(Records from a data collection)
----------

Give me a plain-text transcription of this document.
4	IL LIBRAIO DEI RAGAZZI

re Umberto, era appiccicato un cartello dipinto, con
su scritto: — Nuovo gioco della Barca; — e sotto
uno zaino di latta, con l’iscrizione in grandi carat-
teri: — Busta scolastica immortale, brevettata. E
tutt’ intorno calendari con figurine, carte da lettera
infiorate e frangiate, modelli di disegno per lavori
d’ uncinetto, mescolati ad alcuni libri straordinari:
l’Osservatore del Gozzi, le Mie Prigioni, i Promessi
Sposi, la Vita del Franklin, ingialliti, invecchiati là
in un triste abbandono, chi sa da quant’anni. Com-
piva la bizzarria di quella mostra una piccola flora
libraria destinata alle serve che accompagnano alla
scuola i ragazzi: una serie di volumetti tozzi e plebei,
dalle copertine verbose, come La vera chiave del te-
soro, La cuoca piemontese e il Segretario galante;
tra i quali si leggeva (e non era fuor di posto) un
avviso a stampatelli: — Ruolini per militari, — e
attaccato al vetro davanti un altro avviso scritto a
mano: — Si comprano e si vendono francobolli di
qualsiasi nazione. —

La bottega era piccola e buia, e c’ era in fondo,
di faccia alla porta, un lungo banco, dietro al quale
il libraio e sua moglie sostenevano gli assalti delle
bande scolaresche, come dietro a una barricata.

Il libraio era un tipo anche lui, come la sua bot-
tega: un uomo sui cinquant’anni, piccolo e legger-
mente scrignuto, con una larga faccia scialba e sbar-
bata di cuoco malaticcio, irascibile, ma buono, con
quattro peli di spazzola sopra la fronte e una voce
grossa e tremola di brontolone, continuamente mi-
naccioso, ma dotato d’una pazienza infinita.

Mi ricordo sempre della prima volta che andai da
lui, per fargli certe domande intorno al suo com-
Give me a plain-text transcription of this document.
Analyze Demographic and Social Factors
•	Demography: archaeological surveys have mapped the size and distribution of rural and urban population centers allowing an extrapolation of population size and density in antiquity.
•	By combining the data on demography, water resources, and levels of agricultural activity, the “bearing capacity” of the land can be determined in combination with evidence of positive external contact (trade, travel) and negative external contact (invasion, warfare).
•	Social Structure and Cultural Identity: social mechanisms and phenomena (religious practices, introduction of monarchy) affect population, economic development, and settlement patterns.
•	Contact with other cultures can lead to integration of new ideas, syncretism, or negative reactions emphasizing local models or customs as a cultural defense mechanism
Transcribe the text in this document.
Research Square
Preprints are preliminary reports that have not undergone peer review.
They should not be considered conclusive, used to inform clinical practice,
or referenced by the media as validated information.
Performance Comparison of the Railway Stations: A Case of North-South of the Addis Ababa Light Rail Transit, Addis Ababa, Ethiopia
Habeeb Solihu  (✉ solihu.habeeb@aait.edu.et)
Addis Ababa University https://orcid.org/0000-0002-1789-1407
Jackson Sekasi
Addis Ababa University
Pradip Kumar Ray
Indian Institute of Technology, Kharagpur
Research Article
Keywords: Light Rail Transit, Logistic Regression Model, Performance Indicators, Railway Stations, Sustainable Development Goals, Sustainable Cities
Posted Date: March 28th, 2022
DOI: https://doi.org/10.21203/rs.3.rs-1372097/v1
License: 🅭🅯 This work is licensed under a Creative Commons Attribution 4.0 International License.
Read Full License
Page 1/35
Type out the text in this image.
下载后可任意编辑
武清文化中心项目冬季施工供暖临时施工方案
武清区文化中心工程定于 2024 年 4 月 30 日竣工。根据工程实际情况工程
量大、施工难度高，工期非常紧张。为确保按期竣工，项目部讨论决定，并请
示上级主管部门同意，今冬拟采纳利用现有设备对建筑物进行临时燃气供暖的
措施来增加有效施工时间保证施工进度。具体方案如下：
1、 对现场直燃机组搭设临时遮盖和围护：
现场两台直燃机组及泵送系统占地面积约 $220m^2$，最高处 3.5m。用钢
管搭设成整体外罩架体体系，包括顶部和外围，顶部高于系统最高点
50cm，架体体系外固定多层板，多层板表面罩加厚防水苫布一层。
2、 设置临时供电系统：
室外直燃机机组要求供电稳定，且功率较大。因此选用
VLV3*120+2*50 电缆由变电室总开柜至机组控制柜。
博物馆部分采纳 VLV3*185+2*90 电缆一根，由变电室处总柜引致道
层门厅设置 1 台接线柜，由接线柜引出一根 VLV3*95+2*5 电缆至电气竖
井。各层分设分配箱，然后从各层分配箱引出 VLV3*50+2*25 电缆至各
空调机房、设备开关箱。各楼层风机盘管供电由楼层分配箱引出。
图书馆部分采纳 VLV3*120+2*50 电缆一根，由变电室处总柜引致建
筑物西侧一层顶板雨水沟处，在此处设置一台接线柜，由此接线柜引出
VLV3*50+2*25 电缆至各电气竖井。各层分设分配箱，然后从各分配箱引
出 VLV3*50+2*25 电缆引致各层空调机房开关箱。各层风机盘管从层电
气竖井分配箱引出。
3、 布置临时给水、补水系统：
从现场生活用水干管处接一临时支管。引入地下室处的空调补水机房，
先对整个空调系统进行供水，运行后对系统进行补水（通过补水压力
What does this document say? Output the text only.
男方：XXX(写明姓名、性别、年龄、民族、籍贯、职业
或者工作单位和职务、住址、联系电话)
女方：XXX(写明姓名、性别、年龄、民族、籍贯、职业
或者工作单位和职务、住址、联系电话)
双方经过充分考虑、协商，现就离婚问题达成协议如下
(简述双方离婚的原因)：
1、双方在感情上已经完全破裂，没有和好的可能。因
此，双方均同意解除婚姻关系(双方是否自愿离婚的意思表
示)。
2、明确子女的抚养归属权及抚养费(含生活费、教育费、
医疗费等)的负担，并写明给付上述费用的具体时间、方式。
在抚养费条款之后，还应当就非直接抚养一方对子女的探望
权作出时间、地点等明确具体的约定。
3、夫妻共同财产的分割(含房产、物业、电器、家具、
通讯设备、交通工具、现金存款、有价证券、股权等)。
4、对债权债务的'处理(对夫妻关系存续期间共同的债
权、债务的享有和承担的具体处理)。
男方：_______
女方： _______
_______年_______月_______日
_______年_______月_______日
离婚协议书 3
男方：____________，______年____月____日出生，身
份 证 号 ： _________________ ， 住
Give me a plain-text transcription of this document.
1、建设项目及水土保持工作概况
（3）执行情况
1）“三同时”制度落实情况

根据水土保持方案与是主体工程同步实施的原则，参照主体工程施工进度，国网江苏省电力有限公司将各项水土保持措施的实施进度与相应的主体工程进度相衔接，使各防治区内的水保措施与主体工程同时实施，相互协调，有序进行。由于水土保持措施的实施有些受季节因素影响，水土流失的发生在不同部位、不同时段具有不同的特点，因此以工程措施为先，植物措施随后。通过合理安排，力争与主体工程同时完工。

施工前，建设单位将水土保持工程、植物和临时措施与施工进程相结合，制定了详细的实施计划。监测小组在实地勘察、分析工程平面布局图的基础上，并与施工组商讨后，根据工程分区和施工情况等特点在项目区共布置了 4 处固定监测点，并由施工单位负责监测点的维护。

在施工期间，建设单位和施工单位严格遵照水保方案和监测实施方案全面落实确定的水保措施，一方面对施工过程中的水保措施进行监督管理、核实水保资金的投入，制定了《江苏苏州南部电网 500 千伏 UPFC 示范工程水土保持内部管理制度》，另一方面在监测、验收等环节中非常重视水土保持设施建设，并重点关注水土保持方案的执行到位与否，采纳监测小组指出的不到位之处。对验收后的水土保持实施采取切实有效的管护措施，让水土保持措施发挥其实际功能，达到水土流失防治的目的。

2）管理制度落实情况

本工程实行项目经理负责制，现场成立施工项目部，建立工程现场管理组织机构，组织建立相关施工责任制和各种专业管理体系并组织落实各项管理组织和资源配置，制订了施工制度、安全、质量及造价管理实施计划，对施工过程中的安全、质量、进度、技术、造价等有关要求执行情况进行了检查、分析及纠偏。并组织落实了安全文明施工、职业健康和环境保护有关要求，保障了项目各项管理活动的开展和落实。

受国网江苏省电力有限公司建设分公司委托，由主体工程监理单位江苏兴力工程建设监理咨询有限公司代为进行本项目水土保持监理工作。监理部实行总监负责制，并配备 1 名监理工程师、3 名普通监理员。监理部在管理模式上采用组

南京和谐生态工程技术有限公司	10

----------

▶ _What the task asks_
Take the lines from the one containing "What does this" to the last line of the material above and write them out exactly.

▶ _Right answer_
What does this document say? Output the text only.
男方：XXX(写明姓名、性别、年龄、民族、籍贯、职业
或者工作单位和职务、住址、联系电话)
女方：XXX(写明姓名、性别、年龄、民族、籍贯、职业
或者工作单位和职务、住址、联系电话)
双方经过充分考虑、协商，现就离婚问题达成协议如下
(简述双方离婚的原因)：
1、双方在感情上已经完全破裂，没有和好的可能。因
此，双方均同意解除婚姻关系(双方是否自愿离婚的意思表
示)。
2、明确子女的抚养归属权及抚养费(含生活费、教育费、
医疗费等)的负担，并写明给付上述费用的具体时间、方式。
在抚养费条款之后，还应当就非直接抚养一方对子女的探望
权作出时间、地点等明确具体的约定。
3、夫妻共同财产的分割(含房产、物业、电器、家具、
通讯设备、交通工具、现金存款、有价证券、股权等)。
4、对债权债务的'处理(对夫妻关系存续期间共同的债
权、债务的享有和承担的具体处理)。
男方：_______
女方： _______
_______年_______月_______日
_______年_______月_______日
离婚协议书 3
男方：____________，______年____月____日出生，身
份 证 号 ： _________________ ， 住
Give me a plain-text transcription of this document.
1、建设项目及水土保持工作概况
（3）执行情况
1）“三同时”制度落实情况

根据水土保持方案与是主体工程同步实施的原则，参照主体工程施工进度，国网江苏省电力有限公司将各项水土保持措施的实施进度与相应的主体工程进度相衔接，使各防治区内的水保措施与主体工程同时实施，相互协调，有序进行。由于水土保持措施的实施有些受季节因素影响，水土流失的发生在不同部位、不同时段具有不同的特点，因此以工程措施为先，植物措施随后。通过合理安排，力争与主体工程同时完工。

施工前，建设单位将水土保持工程、植物和临时措施与施工进程相结合，制定了详细的实施计划。监测小组在实地勘察、分析工程平面布局图的基础上，并与施工组商讨后，根据工程分区和施工情况等特点在项目区共布置了 4 处固定监测点，并由施工单位负责监测点的维护。

在施工期间，建设单位和施工单位严格遵照水保方案和监测实施方案全面落实确定的水保措施，一方面对施工过程中的水保措施进行监督管理、核实水保资金的投入，制定了《江苏苏州南部电网 500 千伏 UPFC 示范工程水土保持内部管理制度》，另一方面在监测、验收等环节中非常重视水土保持设施建设，并重点关注水土保持方案的执行到位与否，采纳监测小组指出的不到位之处。对验收后的水土保持实施采取切实有效的管护措施，让水土保持措施发挥其实际功能，达到水土流失防治的目的。

2）管理制度落实情况

本工程实行项目经理负责制，现场成立施工项目部，建立工程现场管理组织机构，组织建立相关施工责任制和各种专业管理体系并组织落实各项管理组织和资源配置，制订了施工制度、安全、质量及造价管理实施计划，对施工过程中的安全、质量、进度、技术、造价等有关要求执行情况进行了检查、分析及纠偏。并组织落实了安全文明施工、职业健康和环境保护有关要求，保障了项目各项管理活动的开展和落实。

受国网江苏省电力有限公司建设分公司委托，由主体工程监理单位江苏兴力工程建设监理咨询有限公司代为进行本项目水土保持监理工作。监理部实行总监负责制，并配备 1 名监理工程师、3 名普通监理员。监理部在管理模式上采用组

南京和谐生态工程技术有限公司	10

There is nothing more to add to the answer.